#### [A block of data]
━━━━━━━━━━
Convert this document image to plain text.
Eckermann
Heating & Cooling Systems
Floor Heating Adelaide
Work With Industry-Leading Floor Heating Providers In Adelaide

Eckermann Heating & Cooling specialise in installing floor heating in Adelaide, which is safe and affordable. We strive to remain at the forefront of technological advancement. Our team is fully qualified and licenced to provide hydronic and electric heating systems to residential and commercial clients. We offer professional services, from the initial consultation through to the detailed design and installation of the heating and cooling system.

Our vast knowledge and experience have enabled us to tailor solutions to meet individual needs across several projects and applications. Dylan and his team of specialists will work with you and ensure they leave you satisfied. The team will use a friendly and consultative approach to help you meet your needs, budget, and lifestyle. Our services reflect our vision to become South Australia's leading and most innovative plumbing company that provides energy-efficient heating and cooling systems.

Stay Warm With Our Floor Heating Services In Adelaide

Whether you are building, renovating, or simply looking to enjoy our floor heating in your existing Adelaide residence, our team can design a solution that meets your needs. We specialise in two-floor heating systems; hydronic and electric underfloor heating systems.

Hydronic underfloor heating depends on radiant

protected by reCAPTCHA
━━━━━━━━━━
The records above should be duplicated in full, exactly as given.

Convert this document image to plain text.
Eckermann
Heating & Cooling Systems
Floor Heating Adelaide
Work With Industry-Leading Floor Heating Providers In Adelaide

Eckermann Heating & Cooling specialise in installing floor heating in Adelaide, which is safe and affordable. We strive to remain at the forefront of technological advancement. Our team is fully qualified and licenced to provide hydronic and electric heating systems to residential and commercial clients. We offer professional services, from the initial consultation through to the detailed design and installation of the heating and cooling system.

Our vast knowledge and experience have enabled us to tailor solutions to meet individual needs across several projects and applications. Dylan and his team of specialists will work with you and ensure they leave you satisfied. The team will use a friendly and consultative approach to help you meet your needs, budget, and lifestyle. Our services reflect our vision to become South Australia's leading and most innovative plumbing company that provides energy-efficient heating and cooling systems.

Stay Warm With Our Floor Heating Services In Adelaide

Whether you are building, renovating, or simply looking to enjoy our floor heating in your existing Adelaide residence, our team can design a solution that meets your needs. We specialise in two-floor heating systems; hydronic and electric underfloor heating systems.

Hydronic underfloor heating depends on radiant

protected by reCAPTCHA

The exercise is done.